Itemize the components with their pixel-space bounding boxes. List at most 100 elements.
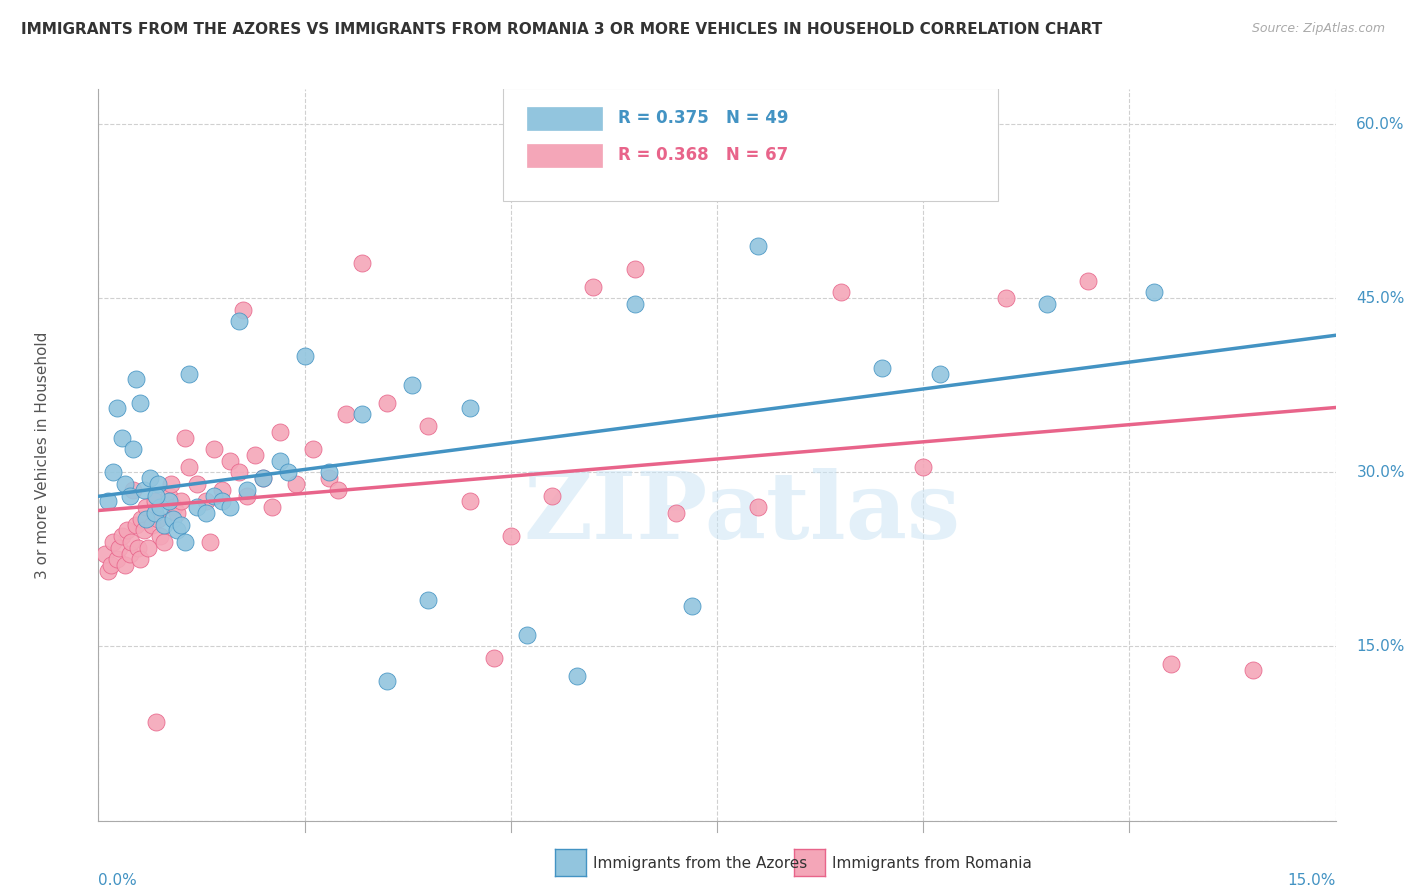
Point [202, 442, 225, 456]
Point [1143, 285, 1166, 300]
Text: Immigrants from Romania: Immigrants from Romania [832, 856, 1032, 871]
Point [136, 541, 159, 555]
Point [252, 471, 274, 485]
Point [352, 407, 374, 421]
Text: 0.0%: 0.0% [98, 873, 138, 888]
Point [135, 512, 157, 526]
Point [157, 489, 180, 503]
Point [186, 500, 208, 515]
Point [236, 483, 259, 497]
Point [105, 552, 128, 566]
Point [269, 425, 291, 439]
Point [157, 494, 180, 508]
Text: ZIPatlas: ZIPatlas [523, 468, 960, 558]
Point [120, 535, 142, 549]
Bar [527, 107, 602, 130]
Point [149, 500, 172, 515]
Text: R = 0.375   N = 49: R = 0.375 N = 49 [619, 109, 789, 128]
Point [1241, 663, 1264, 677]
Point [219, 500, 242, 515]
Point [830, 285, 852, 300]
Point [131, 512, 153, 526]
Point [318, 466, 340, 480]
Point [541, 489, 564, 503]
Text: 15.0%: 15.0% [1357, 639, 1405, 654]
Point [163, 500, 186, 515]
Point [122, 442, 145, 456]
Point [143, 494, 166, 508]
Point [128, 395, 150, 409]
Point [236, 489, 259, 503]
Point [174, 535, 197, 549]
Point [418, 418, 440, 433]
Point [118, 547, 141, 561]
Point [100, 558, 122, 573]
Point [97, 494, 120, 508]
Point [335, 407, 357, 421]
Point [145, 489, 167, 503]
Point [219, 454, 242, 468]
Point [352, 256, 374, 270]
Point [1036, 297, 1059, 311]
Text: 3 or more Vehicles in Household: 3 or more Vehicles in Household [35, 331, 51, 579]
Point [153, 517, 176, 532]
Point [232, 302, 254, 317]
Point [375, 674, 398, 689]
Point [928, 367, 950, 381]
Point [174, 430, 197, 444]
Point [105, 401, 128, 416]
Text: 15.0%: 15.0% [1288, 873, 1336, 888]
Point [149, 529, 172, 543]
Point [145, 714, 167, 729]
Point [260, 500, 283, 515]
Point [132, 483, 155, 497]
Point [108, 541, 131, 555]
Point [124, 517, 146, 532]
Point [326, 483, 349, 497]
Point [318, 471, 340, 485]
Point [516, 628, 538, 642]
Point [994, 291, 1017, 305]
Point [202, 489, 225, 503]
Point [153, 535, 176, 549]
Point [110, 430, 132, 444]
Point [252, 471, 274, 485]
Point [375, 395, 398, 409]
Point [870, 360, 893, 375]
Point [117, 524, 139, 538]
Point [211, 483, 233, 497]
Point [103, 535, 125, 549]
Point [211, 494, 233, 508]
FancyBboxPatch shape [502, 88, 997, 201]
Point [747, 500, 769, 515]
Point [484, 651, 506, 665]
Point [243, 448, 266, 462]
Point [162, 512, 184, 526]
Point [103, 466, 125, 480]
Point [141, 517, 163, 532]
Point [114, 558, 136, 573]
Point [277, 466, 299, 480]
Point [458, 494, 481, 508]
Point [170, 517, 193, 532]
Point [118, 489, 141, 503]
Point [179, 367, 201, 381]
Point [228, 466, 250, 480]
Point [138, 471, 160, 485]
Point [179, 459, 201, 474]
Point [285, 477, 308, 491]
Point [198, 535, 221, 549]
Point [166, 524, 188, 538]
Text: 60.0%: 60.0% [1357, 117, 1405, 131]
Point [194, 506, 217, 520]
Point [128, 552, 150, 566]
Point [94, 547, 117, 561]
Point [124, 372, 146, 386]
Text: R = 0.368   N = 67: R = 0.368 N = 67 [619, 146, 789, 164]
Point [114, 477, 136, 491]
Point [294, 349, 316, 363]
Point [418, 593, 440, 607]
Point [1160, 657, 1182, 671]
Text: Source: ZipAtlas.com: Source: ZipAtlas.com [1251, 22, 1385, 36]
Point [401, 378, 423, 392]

**********

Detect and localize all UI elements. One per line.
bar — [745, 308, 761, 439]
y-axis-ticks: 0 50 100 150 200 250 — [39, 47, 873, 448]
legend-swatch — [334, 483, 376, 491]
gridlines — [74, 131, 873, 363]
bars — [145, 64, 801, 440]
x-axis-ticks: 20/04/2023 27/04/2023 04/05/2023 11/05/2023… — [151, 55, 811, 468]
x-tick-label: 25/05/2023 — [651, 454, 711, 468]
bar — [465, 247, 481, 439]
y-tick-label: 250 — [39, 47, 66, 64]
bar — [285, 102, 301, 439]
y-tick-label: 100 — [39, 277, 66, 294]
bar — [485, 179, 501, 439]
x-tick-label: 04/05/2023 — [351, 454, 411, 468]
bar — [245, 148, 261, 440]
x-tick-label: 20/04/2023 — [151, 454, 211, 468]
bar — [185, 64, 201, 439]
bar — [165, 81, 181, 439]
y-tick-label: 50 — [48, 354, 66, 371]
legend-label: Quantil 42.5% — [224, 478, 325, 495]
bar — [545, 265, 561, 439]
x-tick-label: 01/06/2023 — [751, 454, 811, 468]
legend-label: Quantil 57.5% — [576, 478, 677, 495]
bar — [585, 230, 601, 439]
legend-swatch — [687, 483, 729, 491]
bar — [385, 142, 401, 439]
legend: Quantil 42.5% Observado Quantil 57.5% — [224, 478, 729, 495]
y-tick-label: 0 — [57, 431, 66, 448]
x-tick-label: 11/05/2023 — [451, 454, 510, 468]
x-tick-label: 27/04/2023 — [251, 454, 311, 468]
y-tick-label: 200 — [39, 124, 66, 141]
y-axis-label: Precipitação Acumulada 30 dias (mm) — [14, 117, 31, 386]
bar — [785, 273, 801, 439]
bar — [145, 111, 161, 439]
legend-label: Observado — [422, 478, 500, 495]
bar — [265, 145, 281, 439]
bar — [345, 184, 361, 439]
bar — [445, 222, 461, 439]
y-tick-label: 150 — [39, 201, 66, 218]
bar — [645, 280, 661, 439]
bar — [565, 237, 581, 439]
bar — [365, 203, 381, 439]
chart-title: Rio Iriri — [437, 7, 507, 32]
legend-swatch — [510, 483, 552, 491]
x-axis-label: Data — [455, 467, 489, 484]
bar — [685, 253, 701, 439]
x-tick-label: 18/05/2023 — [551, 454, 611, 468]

**********

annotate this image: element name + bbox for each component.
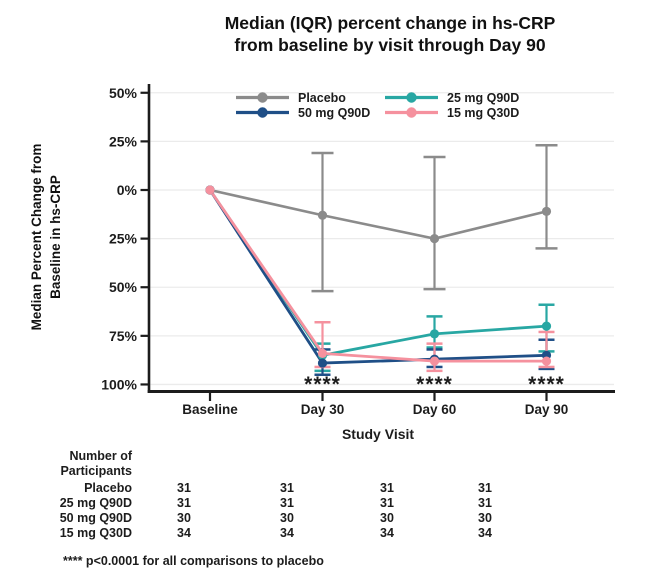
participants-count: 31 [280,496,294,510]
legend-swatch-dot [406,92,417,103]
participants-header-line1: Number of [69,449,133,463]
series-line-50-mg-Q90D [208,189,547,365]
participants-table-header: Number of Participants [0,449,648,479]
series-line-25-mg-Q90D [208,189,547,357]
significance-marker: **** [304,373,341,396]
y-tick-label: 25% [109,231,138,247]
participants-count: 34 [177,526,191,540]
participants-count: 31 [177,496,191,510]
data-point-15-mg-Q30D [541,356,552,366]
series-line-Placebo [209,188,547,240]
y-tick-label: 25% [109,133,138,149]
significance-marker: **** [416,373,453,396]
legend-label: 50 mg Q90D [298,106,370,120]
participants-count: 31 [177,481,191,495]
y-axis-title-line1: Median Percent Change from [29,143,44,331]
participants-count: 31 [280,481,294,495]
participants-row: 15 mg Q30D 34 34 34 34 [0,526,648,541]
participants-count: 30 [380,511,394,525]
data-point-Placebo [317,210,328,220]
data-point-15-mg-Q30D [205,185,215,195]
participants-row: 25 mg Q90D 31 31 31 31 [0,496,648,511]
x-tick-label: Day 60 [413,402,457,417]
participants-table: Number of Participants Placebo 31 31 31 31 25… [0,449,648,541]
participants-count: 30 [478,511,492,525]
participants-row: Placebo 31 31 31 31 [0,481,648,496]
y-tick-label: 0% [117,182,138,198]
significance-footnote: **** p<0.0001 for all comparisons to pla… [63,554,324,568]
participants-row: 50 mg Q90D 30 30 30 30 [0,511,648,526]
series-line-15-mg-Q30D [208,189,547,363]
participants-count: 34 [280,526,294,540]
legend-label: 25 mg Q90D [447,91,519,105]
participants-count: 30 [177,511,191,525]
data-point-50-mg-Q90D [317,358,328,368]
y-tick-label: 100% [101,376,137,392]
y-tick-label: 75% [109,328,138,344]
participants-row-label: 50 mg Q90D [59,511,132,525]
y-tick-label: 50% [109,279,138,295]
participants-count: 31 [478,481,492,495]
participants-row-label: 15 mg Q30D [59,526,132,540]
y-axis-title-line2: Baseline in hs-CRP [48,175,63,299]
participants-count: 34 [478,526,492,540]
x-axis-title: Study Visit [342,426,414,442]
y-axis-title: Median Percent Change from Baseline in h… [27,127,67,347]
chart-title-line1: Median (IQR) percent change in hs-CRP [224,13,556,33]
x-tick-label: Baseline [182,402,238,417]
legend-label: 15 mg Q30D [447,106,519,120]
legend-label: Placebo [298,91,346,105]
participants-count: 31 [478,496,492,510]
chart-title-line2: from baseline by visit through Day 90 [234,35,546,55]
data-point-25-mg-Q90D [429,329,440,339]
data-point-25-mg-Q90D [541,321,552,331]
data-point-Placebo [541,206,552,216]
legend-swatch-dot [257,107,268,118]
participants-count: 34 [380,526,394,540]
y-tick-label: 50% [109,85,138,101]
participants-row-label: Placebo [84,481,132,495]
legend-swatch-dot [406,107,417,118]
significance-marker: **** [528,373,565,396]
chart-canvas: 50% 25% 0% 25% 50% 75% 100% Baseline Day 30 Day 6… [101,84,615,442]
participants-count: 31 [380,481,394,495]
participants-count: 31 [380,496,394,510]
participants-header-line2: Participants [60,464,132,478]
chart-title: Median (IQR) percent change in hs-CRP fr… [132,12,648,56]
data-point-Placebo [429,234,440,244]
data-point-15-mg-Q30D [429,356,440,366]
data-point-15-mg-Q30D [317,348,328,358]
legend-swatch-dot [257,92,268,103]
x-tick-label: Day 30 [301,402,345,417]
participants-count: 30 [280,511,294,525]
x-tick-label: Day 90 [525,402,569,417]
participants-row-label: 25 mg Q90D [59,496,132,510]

**********

| EXERCISE DESCRIPTION |
Rename "Point" to "Marker" in the items starting at the line containing "Point [202, 442, 225, 456]" and ending at the line containing "Text: 15.0%: 15.0% [1357, 639, 1405, 654]". Give only those lines, with everything else left unchanged.

| RIGHT ANSWER |
Marker [202, 442, 225, 456]
Marker [1143, 285, 1166, 300]
Text: Immigrants from Romania: Immigrants from Romania [832, 856, 1032, 871]
Marker [136, 541, 159, 555]
Marker [252, 471, 274, 485]
Marker [352, 407, 374, 421]
Text: 0.0%: 0.0% [98, 873, 138, 888]
Marker [135, 512, 157, 526]
Marker [157, 489, 180, 503]
Marker [186, 500, 208, 515]
Marker [236, 483, 259, 497]
Marker [105, 552, 128, 566]
Marker [269, 425, 291, 439]
Marker [157, 494, 180, 508]
Text: ZIPatlas: ZIPatlas [523, 468, 960, 558]
Marker [120, 535, 142, 549]
Bar [527, 107, 602, 130]
Marker [149, 500, 172, 515]
Text: R = 0.375   N = 49: R = 0.375 N = 49 [619, 109, 789, 128]
Marker [1241, 663, 1264, 677]
Marker [219, 500, 242, 515]
Marker [830, 285, 852, 300]
Marker [131, 512, 153, 526]
Marker [318, 466, 340, 480]
Marker [541, 489, 564, 503]
Text: 15.0%: 15.0% [1357, 639, 1405, 654]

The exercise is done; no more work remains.